What you need to do :: Word for word, repeat the entries, minus the pictures.
** Begin Data **
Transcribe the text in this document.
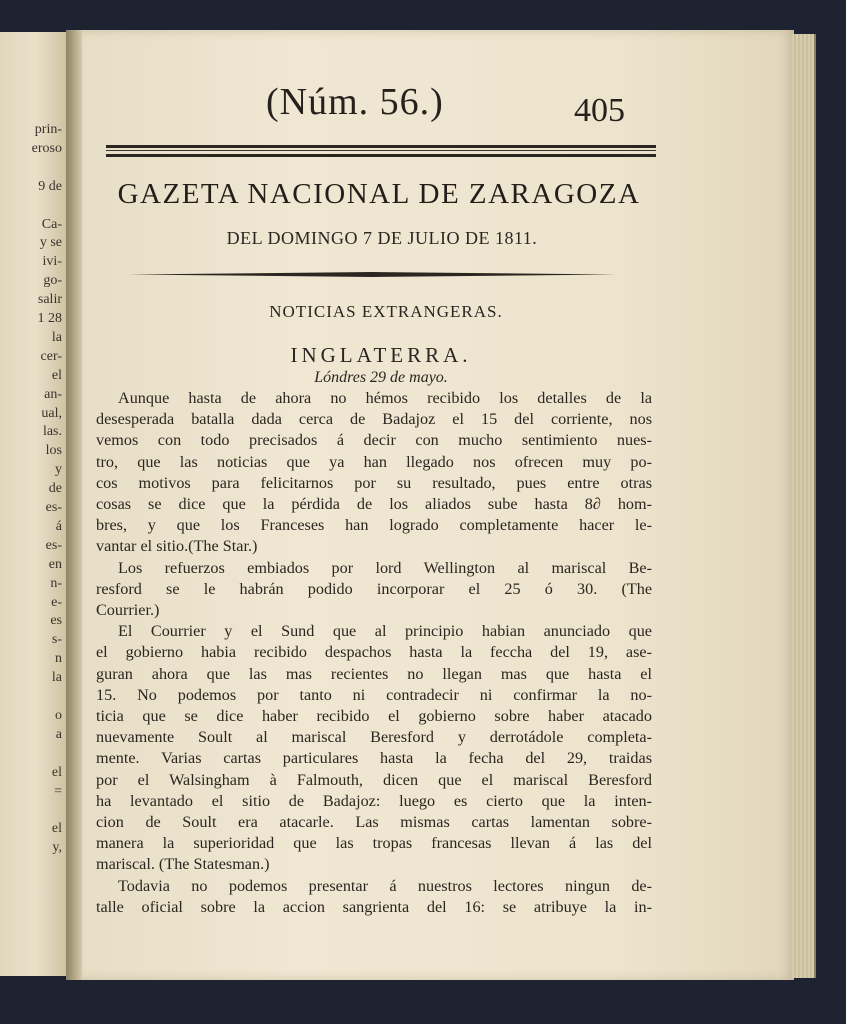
prin-
eroso
9 de
Ca-
y se
ivi-
go-
salir
1 28
la
cer-
el
an-
ual,
las.
los
y
de
es-
á
es-
en
n-
e-
es
s-
n
la
o
a
el
=
el
y,
(Núm. 56.)	405
GAZETA NACIONAL DE ZARAGOZA
DEL DOMINGO 7 DE JULIO DE 1811.
NOTICIAS EXTRANGERAS.
INGLATERRA.
Lóndres 29 de mayo.
Aunque hasta de ahora no hémos recibido los detalles de la
desesperada batalla dada cerca de Badajoz el 15 del corriente, nos
vemos con todo precisados á decir con mucho sentimiento nues-
tro, que las noticias que ya han llegado nos ofrecen muy po-
cos motivos para felicitarnos por su resultado, pues entre otras
cosas se dice que la pérdida de los aliados sube hasta 8∂ hom-
bres, y que los Franceses han logrado completamente hacer le-
vantar el sitio.(The Star.)
Los refuerzos embiados por lord Wellington al mariscal Be-
resford se le habrán podido incorporar el 25 ó 30. (The
Courrier.)
El Courrier y el Sund que al principio habian anunciado que
el gobierno habia recibido despachos hasta la feccha del 19, ase-
guran ahora que las mas recientes no llegan mas que hasta el
15. No podemos por tanto ni contradecir ni confirmar la no-
ticia que se dice haber recibido el gobierno sobre haber atacado
nuevamente Soult al mariscal Beresford y derrotádole completa-
mente. Varias cartas particulares hasta la fecha del 29, traidas
por el Walsingham à Falmouth, dicen que el mariscal Beresford
ha levantado el sitio de Badajoz: luego es cierto que la inten-
cion de Soult era atacarle. Las mismas cartas lamentan sobre-
manera la superioridad que las tropas francesas llevan á las del
mariscal. (The Statesman.)
Todavia no podemos presentar á nuestros lectores ningun de-
talle oficial sobre la accion sangrienta del 16: se atribuye la in-
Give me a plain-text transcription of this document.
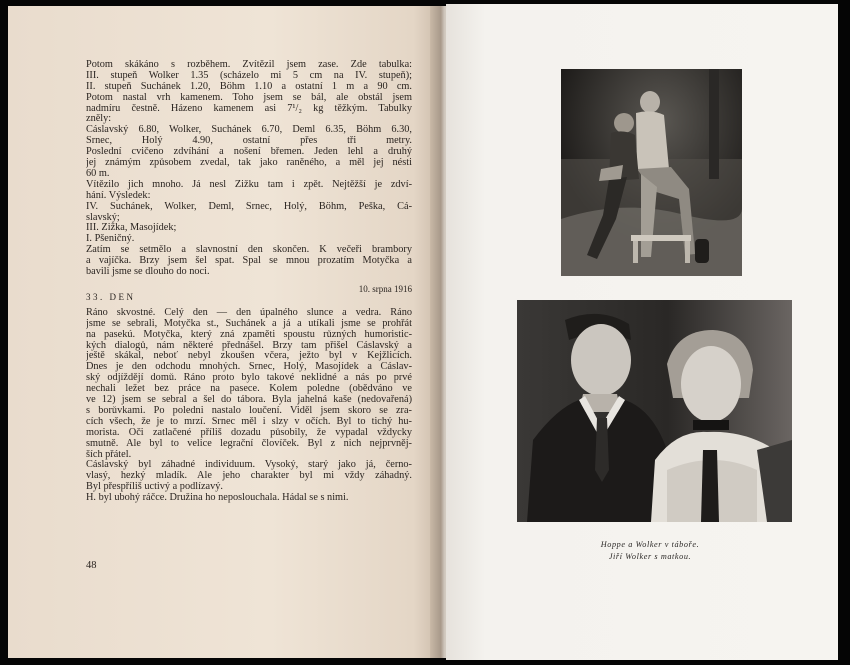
Potom skákáno s rozběhem. Zvítězil jsem zase. Zde tabulka:
III. stupeň Wolker 1.35 (scházelo mi 5 cm na IV. stupeň);
II. stupeň Suchánek 1.20, Böhm 1.10 a ostatní 1 m a 90 cm.
Potom nastal vrh kamenem. Toho jsem se bál, ale obstál jsem
nadmíru čestně. Házeno kamenem asi 7¹/₂ kg těžkým. Tabulky
zněly:
Čáslavský 6.80, Wolker, Suchánek 6.70, Deml 6.35, Böhm 6.30,
Srnec, Holý 4.90, ostatní přes tři metry.
Poslední cvičeno zdvíhání a nošení břemen. Jeden lehl a druhý
jej známým způsobem zvedal, tak jako raněného, a měl jej nésti
60 m.
Vítězilo jich mnoho. Já nesl Žižku tam i zpět. Nejtěžší je zdví-
hání. Výsledek:
IV. Suchánek, Wolker, Deml, Srnec, Holý, Böhm, Peška, Čá-
slavský;
III. Žižka, Masojídek;
I. Pšeničný.
Zatím se setmělo a slavnostní den skončen. K večeři brambory
a vajíčka. Brzy jsem šel spat. Spal se mnou prozatím Motyčka a
bavili jsme se dlouho do noci.
33. DEN
10. srpna 1916
Ráno skvostné. Celý den — den úpalného slunce a vedra. Ráno
jsme se sebrali, Motyčka st., Suchánek a já a utíkali jsme se prohřát
na pasekú. Motyčka, který zná zpaměti spoustu různých humoristic-
kých dialogů, nám některé přednášel. Brzy tam přišel Čáslavský a
ještě skákal, neboť nebyl zkoušen včera, ježto byl v Kejžlicích.
Dnes je den odchodu mnohých. Srnec, Holý, Masojídek a Čáslav-
ský odjíždějí domů. Ráno proto bylo takové neklidné a nás po prvé
nechali ležet bez práce na pasece. Kolem poledne (obědváno ve
ve 12) jsem se sebral a šel do tábora. Byla jahelná kaše (nedovařená)
s borůvkami. Po poledni nastalo loučení. Viděl jsem skoro se zra-
cích všech, že je to mrzí. Srnec měl i slzy v očích. Byl to tichý hu-
morista. Oči zatlačené příliš dozadu působily, že vypadal vždycky
smutně. Ale byl to velice legrační človíček. Byl z nich nejprvněj-
ších přátel.
Čáslavský byl záhadné individuum. Vysoký, starý jako já, černo-
vlasý, hezký mladík. Ale jeho charakter byl mi vždy záhadný.
Byl přespříliš uctivý a podlízavý.
H. byl ubohý ráčce. Družina ho neposlouchala. Hádal se s nimi.
48
Hoppe a Wolker v táboře.
Jiří Wolker s matkou.
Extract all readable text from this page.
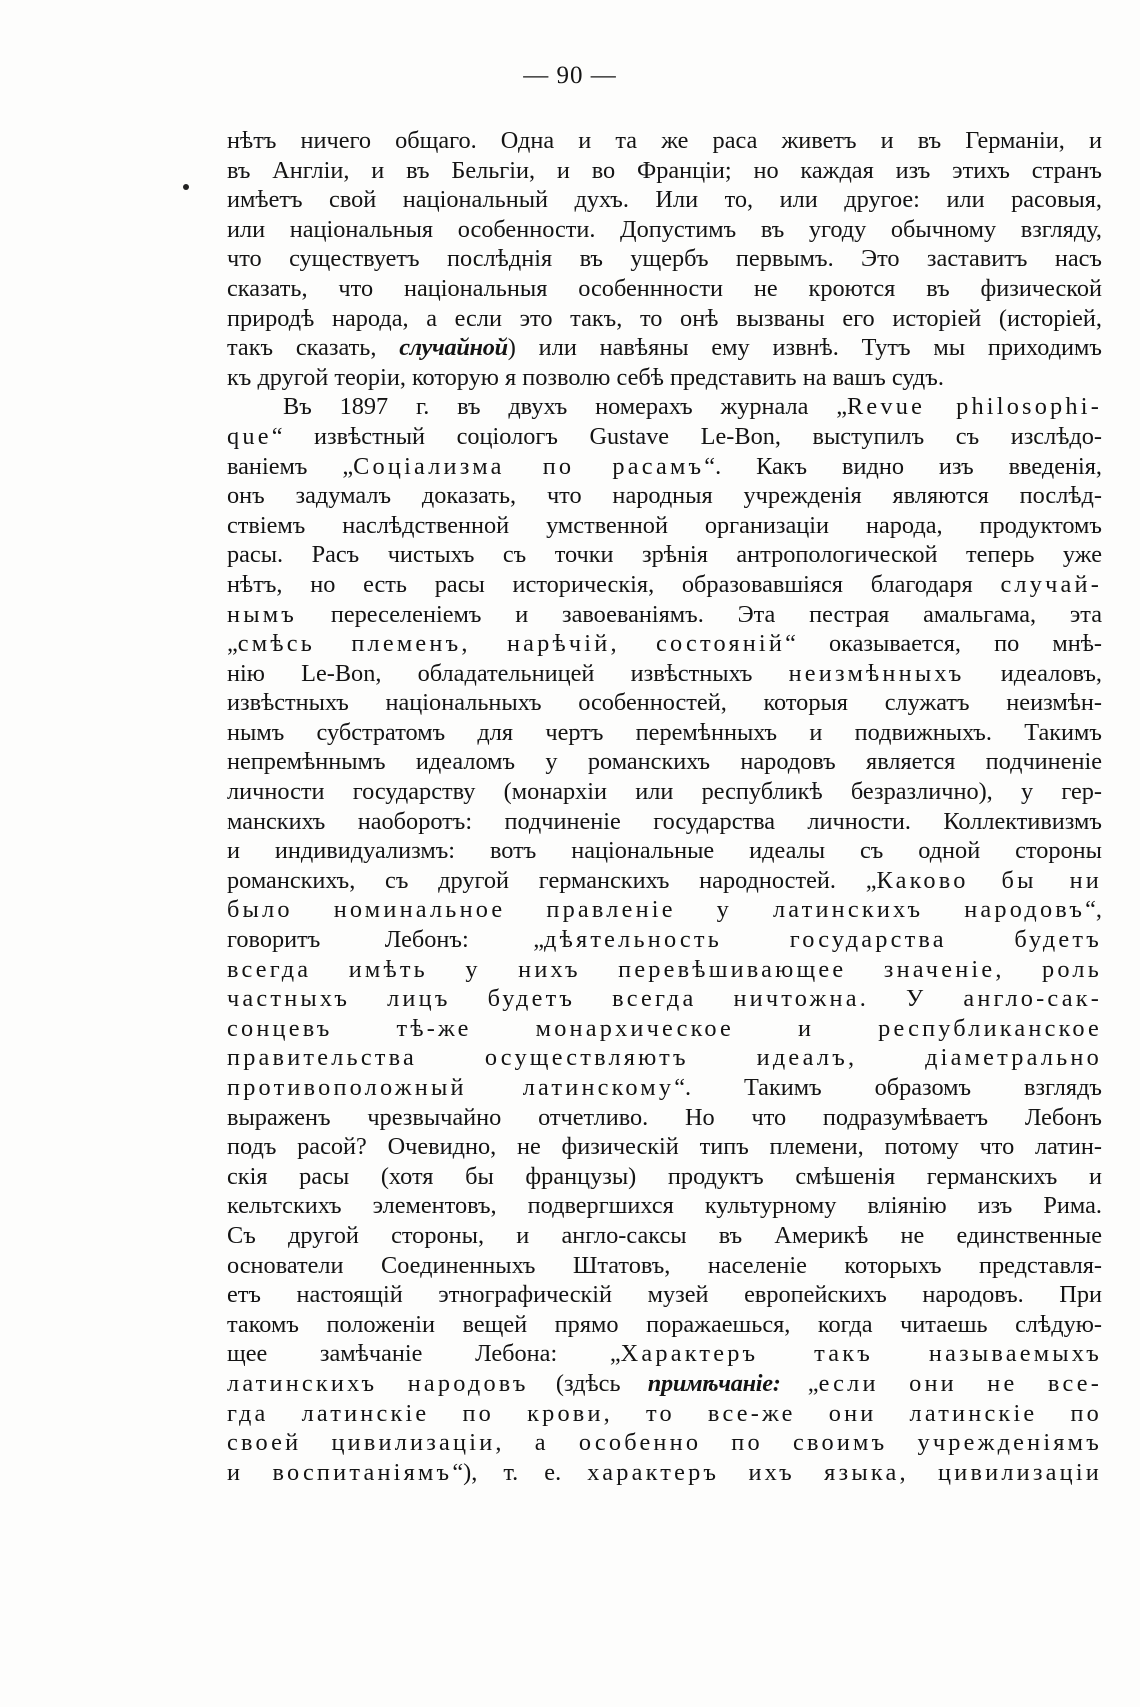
— 90 —
нѣтъ ничего общаго. Одна и та же раса живетъ и въ Германіи, и
въ Англіи, и въ Бельгіи, и во Франціи; но каждая изъ этихъ странъ
имѣетъ свой національный духъ. Или то, или другое: или расовыя,
или національныя особенности. Допустимъ въ угоду обычному взгляду,
что существуетъ послѣднія въ ущербъ первымъ. Это заставитъ насъ
сказать, что національныя особеннности не кроются въ физической
природѣ народа, а если это такъ, то онѣ вызваны его исторіей (исторіей,
такъ сказать, случайной) или навѣяны ему извнѣ. Тутъ мы приходимъ
къ другой теоріи, которую я позволю себѣ представить на вашъ судъ.
Въ 1897 г. въ двухъ номерахъ журнала „Revue philosophi-
que“ извѣстный соціологъ Gustave Le-Bon, выступилъ съ изслѣдо-
ваніемъ „Соціализма по расамъ“. Какъ видно изъ введенія,
онъ задумалъ доказать, что народныя учрежденія являются послѣд-
ствіемъ наслѣдственной умственной организаціи народа, продуктомъ
расы. Расъ чистыхъ съ точки зрѣнія антропологической теперь уже
нѣтъ, но есть расы историческія, образовавшіяся благодаря случай-
нымъ переселеніемъ и завоеваніямъ. Эта пестрая амальгама, эта
„смѣсь племенъ, нарѣчій, состояній“ оказывается, по мнѣ-
нію Le-Bon, обладательницей извѣстныхъ неизмѣнныхъ идеаловъ,
извѣстныхъ національныхъ особенностей, которыя служатъ неизмѣн-
нымъ субстратомъ для чертъ перемѣнныхъ и подвижныхъ. Такимъ
непремѣннымъ идеаломъ у романскихъ народовъ является подчиненіе
личности государству (монархіи или республикѣ безразлично), у гер-
манскихъ наоборотъ: подчиненіе государства личности. Коллективизмъ
и индивидуализмъ: вотъ національные идеалы съ одной стороны
романскихъ, съ другой германскихъ народностей. „Каково бы ни
было номинальное правленіе у латинскихъ народовъ“,
говоритъ Лебонъ: „дѣятельность государства будетъ
всегда имѣть у нихъ перевѣшивающее значеніе, роль
частныхъ лицъ будетъ всегда ничтожна. У англо-сак-
сонцевъ тѣ-же монархическое и республиканское
правительства осуществляютъ идеалъ, діаметрально
противоположный латинскому“. Такимъ образомъ взглядъ
выраженъ чрезвычайно отчетливо. Но что подразумѣваетъ Лебонъ
подъ расой? Очевидно, не физическій типъ племени, потому что латин-
скія расы (хотя бы французы) продуктъ смѣшенія германскихъ и
кельтскихъ элементовъ, подвергшихся культурному вліянію изъ Рима.
Съ другой стороны, и англо-саксы въ Америкѣ не единственные
основатели Соединенныхъ Штатовъ, населеніе которыхъ представля-
етъ настоящій этнографическій музей европейскихъ народовъ. При
такомъ положеніи вещей прямо поражаешься, когда читаешь слѣдую-
щее замѣчаніе Лебона: „Характеръ такъ называемыхъ
латинскихъ народовъ (здѣсь примѣчаніе: „если они не все-
гда латинскіе по крови, то все-же они латинскіе по
своей цивилизаціи, а особенно по своимъ учрежденіямъ
и воспитаніямъ“), т. е. характеръ ихъ языка, цивилизаціи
** End Data **
Exercise result ::
Transcribe the text in this document.
prin-
eroso
9 de
Ca-
y se
ivi-
go-
salir
1 28
la
cer-
el
an-
ual,
las.
los
y
de
es-
á
es-
en
n-
e-
es
s-
n
la
o
a
el
=
el
y,
(Núm. 56.)	405
GAZETA NACIONAL DE ZARAGOZA
DEL DOMINGO 7 DE JULIO DE 1811.
NOTICIAS EXTRANGERAS.
INGLATERRA.
Lóndres 29 de mayo.
Aunque hasta de ahora no hémos recibido los detalles de la
desesperada batalla dada cerca de Badajoz el 15 del corriente, nos
vemos con todo precisados á decir con mucho sentimiento nues-
tro, que las noticias que ya han llegado nos ofrecen muy po-
cos motivos para felicitarnos por su resultado, pues entre otras
cosas se dice que la pérdida de los aliados sube hasta 8∂ hom-
bres, y que los Franceses han logrado completamente hacer le-
vantar el sitio.(The Star.)
Los refuerzos embiados por lord Wellington al mariscal Be-
resford se le habrán podido incorporar el 25 ó 30. (The
Courrier.)
El Courrier y el Sund que al principio habian anunciado que
el gobierno habia recibido despachos hasta la feccha del 19, ase-
guran ahora que las mas recientes no llegan mas que hasta el
15. No podemos por tanto ni contradecir ni confirmar la no-
ticia que se dice haber recibido el gobierno sobre haber atacado
nuevamente Soult al mariscal Beresford y derrotádole completa-
mente. Varias cartas particulares hasta la fecha del 29, traidas
por el Walsingham à Falmouth, dicen que el mariscal Beresford
ha levantado el sitio de Badajoz: luego es cierto que la inten-
cion de Soult era atacarle. Las mismas cartas lamentan sobre-
manera la superioridad que las tropas francesas llevan á las del
mariscal. (The Statesman.)
Todavia no podemos presentar á nuestros lectores ningun de-
talle oficial sobre la accion sangrienta del 16: se atribuye la in-
Give me a plain-text transcription of this document.
Potom skákáno s rozběhem. Zvítězil jsem zase. Zde tabulka:
III. stupeň Wolker 1.35 (scházelo mi 5 cm na IV. stupeň);
II. stupeň Suchánek 1.20, Böhm 1.10 a ostatní 1 m a 90 cm.
Potom nastal vrh kamenem. Toho jsem se bál, ale obstál jsem
nadmíru čestně. Házeno kamenem asi 7¹/₂ kg těžkým. Tabulky
zněly:
Čáslavský 6.80, Wolker, Suchánek 6.70, Deml 6.35, Böhm 6.30,
Srnec, Holý 4.90, ostatní přes tři metry.
Poslední cvičeno zdvíhání a nošení břemen. Jeden lehl a druhý
jej známým způsobem zvedal, tak jako raněného, a měl jej nésti
60 m.
Vítězilo jich mnoho. Já nesl Žižku tam i zpět. Nejtěžší je zdví-
hání. Výsledek:
IV. Suchánek, Wolker, Deml, Srnec, Holý, Böhm, Peška, Čá-
slavský;
III. Žižka, Masojídek;
I. Pšeničný.
Zatím se setmělo a slavnostní den skončen. K večeři brambory
a vajíčka. Brzy jsem šel spat. Spal se mnou prozatím Motyčka a
bavili jsme se dlouho do noci.
33. DEN
10. srpna 1916
Ráno skvostné. Celý den — den úpalného slunce a vedra. Ráno
jsme se sebrali, Motyčka st., Suchánek a já a utíkali jsme se prohřát
na pasekú. Motyčka, který zná zpaměti spoustu různých humoristic-
kých dialogů, nám některé přednášel. Brzy tam přišel Čáslavský a
ještě skákal, neboť nebyl zkoušen včera, ježto byl v Kejžlicích.
Dnes je den odchodu mnohých. Srnec, Holý, Masojídek a Čáslav-
ský odjíždějí domů. Ráno proto bylo takové neklidné a nás po prvé
nechali ležet bez práce na pasece. Kolem poledne (obědváno ve
ve 12) jsem se sebral a šel do tábora. Byla jahelná kaše (nedovařená)
s borůvkami. Po poledni nastalo loučení. Viděl jsem skoro se zra-
cích všech, že je to mrzí. Srnec měl i slzy v očích. Byl to tichý hu-
morista. Oči zatlačené příliš dozadu působily, že vypadal vždycky
smutně. Ale byl to velice legrační človíček. Byl z nich nejprvněj-
ších přátel.
Čáslavský byl záhadné individuum. Vysoký, starý jako já, černo-
vlasý, hezký mladík. Ale jeho charakter byl mi vždy záhadný.
Byl přespříliš uctivý a podlízavý.
H. byl ubohý ráčce. Družina ho neposlouchala. Hádal se s nimi.
48
Hoppe a Wolker v táboře.
Jiří Wolker s matkou.
Extract all readable text from this page.
— 90 —
нѣтъ ничего общаго. Одна и та же раса живетъ и въ Германіи, и
въ Англіи, и въ Бельгіи, и во Франціи; но каждая изъ этихъ странъ
имѣетъ свой національный духъ. Или то, или другое: или расовыя,
или національныя особенности. Допустимъ въ угоду обычному взгляду,
что существуетъ послѣднія въ ущербъ первымъ. Это заставитъ насъ
сказать, что національныя особеннности не кроются въ физической
природѣ народа, а если это такъ, то онѣ вызваны его исторіей (исторіей,
такъ сказать, случайной) или навѣяны ему извнѣ. Тутъ мы приходимъ
къ другой теоріи, которую я позволю себѣ представить на вашъ судъ.
Въ 1897 г. въ двухъ номерахъ журнала „Revue philosophi-
que“ извѣстный соціологъ Gustave Le-Bon, выступилъ съ изслѣдо-
ваніемъ „Соціализма по расамъ“. Какъ видно изъ введенія,
онъ задумалъ доказать, что народныя учрежденія являются послѣд-
ствіемъ наслѣдственной умственной организаціи народа, продуктомъ
расы. Расъ чистыхъ съ точки зрѣнія антропологической теперь уже
нѣтъ, но есть расы историческія, образовавшіяся благодаря случай-
нымъ переселеніемъ и завоеваніямъ. Эта пестрая амальгама, эта
„смѣсь племенъ, нарѣчій, состояній“ оказывается, по мнѣ-
нію Le-Bon, обладательницей извѣстныхъ неизмѣнныхъ идеаловъ,
извѣстныхъ національныхъ особенностей, которыя служатъ неизмѣн-
нымъ субстратомъ для чертъ перемѣнныхъ и подвижныхъ. Такимъ
непремѣннымъ идеаломъ у романскихъ народовъ является подчиненіе
личности государству (монархіи или республикѣ безразлично), у гер-
манскихъ наоборотъ: подчиненіе государства личности. Коллективизмъ
и индивидуализмъ: вотъ національные идеалы съ одной стороны
романскихъ, съ другой германскихъ народностей. „Каково бы ни
было номинальное правленіе у латинскихъ народовъ“,
говоритъ Лебонъ: „дѣятельность государства будетъ
всегда имѣть у нихъ перевѣшивающее значеніе, роль
частныхъ лицъ будетъ всегда ничтожна. У англо-сак-
сонцевъ тѣ-же монархическое и республиканское
правительства осуществляютъ идеалъ, діаметрально
противоположный латинскому“. Такимъ образомъ взглядъ
выраженъ чрезвычайно отчетливо. Но что подразумѣваетъ Лебонъ
подъ расой? Очевидно, не физическій типъ племени, потому что латин-
скія расы (хотя бы французы) продуктъ смѣшенія германскихъ и
кельтскихъ элементовъ, подвергшихся культурному вліянію изъ Рима.
Съ другой стороны, и англо-саксы въ Америкѣ не единственные
основатели Соединенныхъ Штатовъ, населеніе которыхъ представля-
етъ настоящій этнографическій музей европейскихъ народовъ. При
такомъ положеніи вещей прямо поражаешься, когда читаешь слѣдую-
щее замѣчаніе Лебона: „Характеръ такъ называемыхъ
латинскихъ народовъ (здѣсь примѣчаніе: „если они не все-
гда латинскіе по крови, то все-же они латинскіе по
своей цивилизаціи, а особенно по своимъ учрежденіямъ
и воспитаніямъ“), т. е. характеръ ихъ языка, цивилизаціи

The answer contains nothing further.